— start DATA IN THIS EXERCISE —

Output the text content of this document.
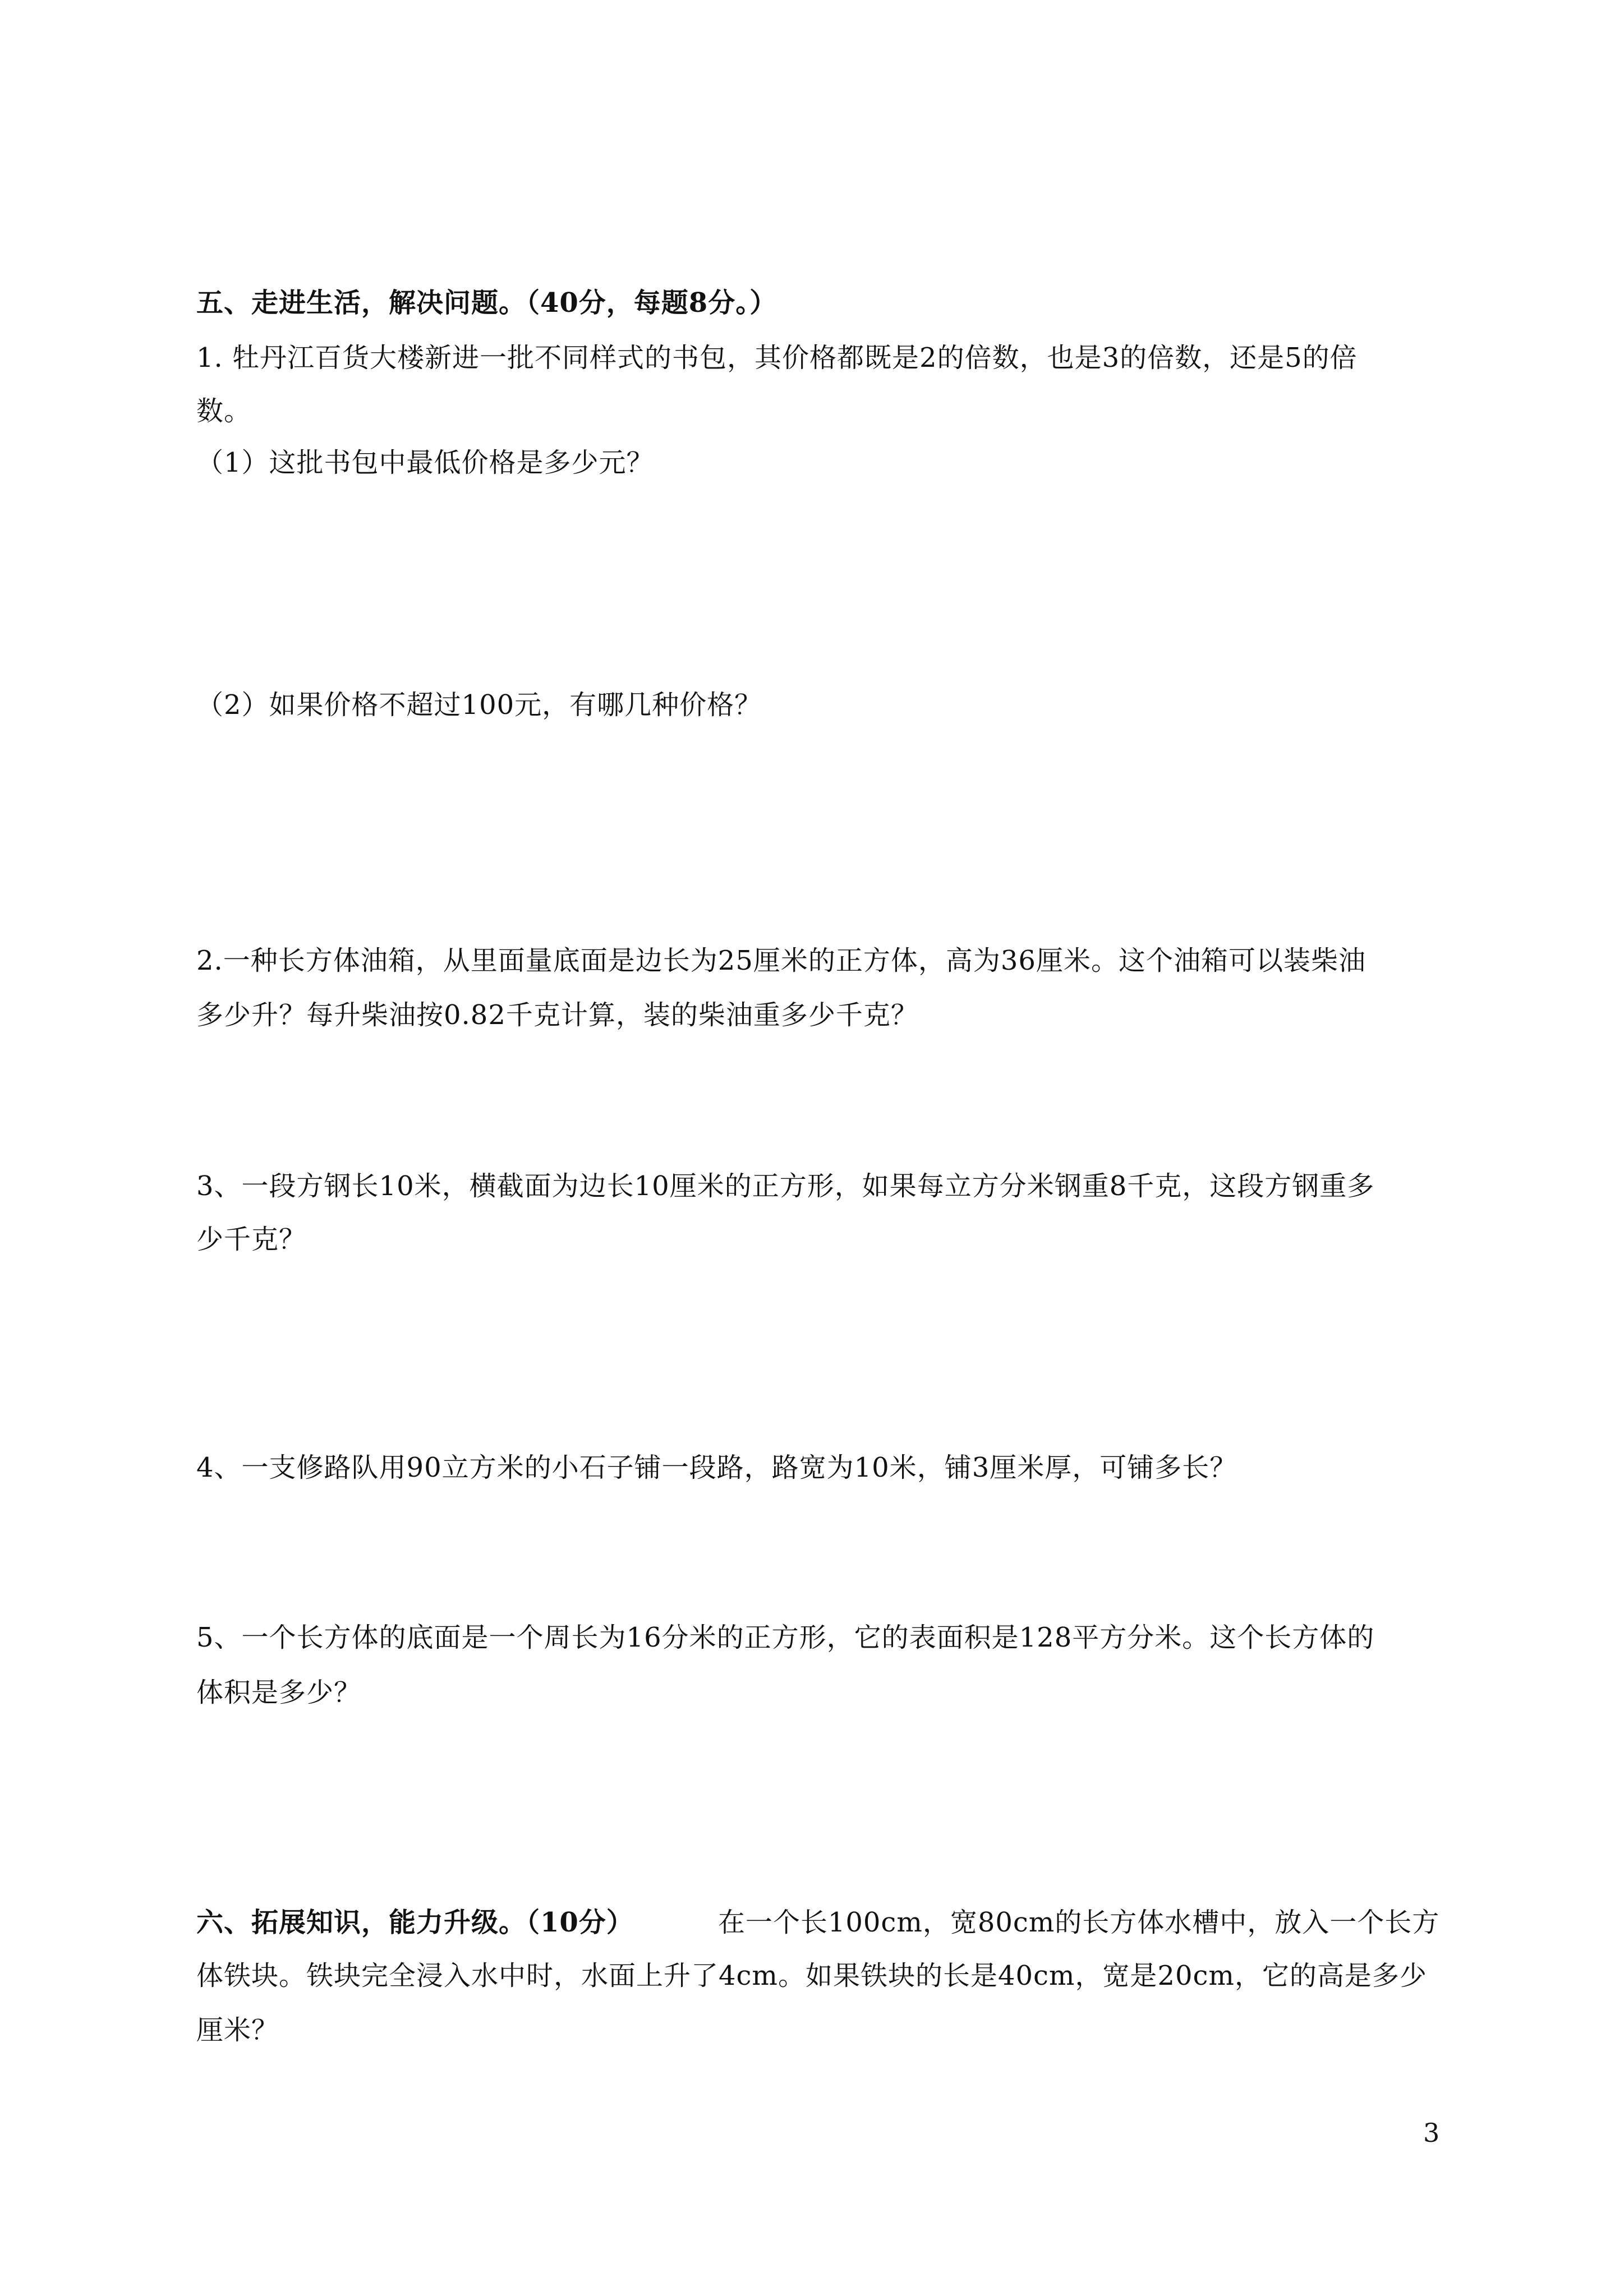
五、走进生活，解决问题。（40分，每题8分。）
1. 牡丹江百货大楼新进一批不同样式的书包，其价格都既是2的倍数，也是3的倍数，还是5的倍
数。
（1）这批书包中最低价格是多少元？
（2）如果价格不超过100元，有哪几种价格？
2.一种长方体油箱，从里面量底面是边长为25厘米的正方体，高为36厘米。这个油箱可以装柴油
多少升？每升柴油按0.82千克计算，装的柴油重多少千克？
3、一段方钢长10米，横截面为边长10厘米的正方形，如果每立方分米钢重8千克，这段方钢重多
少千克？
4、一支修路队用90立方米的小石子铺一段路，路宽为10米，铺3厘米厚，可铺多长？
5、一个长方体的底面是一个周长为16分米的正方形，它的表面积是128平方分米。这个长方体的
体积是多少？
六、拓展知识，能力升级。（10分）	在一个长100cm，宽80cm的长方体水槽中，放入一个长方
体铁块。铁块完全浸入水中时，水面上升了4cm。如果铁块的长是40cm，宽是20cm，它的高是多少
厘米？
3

— end DATA IN THIS EXERCISE —
— start DATA IN THIS EXERCISE —

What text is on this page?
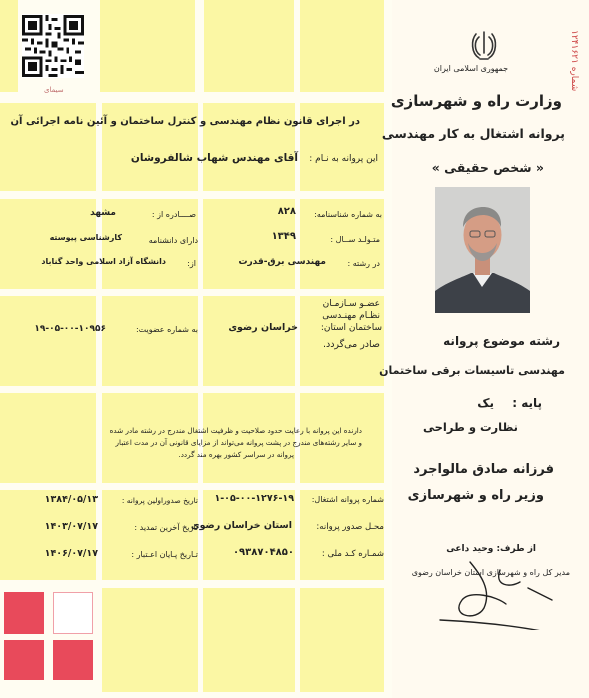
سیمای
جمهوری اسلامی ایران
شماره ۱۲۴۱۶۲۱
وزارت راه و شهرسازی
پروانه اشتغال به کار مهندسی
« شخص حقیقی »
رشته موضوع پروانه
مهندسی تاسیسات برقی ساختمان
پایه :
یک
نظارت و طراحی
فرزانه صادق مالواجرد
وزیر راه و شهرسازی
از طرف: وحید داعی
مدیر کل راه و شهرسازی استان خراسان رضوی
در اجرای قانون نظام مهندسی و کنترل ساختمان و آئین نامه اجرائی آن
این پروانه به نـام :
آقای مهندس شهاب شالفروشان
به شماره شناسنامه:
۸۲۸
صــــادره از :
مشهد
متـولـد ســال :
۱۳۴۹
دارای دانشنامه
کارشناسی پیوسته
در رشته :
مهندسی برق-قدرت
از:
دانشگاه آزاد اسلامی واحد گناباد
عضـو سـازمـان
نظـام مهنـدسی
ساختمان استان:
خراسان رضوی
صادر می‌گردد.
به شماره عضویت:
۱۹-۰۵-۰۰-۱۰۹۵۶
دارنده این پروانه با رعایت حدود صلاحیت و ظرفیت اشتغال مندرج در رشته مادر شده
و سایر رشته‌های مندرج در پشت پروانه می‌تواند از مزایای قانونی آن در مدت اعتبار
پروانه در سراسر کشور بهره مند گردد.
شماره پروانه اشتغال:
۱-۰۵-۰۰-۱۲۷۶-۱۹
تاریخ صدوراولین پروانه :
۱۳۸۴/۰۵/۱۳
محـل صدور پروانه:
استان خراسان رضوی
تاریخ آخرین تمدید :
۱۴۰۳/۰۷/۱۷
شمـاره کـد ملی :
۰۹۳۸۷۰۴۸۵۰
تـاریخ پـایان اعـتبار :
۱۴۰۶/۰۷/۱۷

— end DATA IN THIS EXERCISE —

* _EXERCISE PROMPT_: Provide only the number of lines in the entries that hold the word "استان".

* _RESPONSE TO THIS TASK_: 3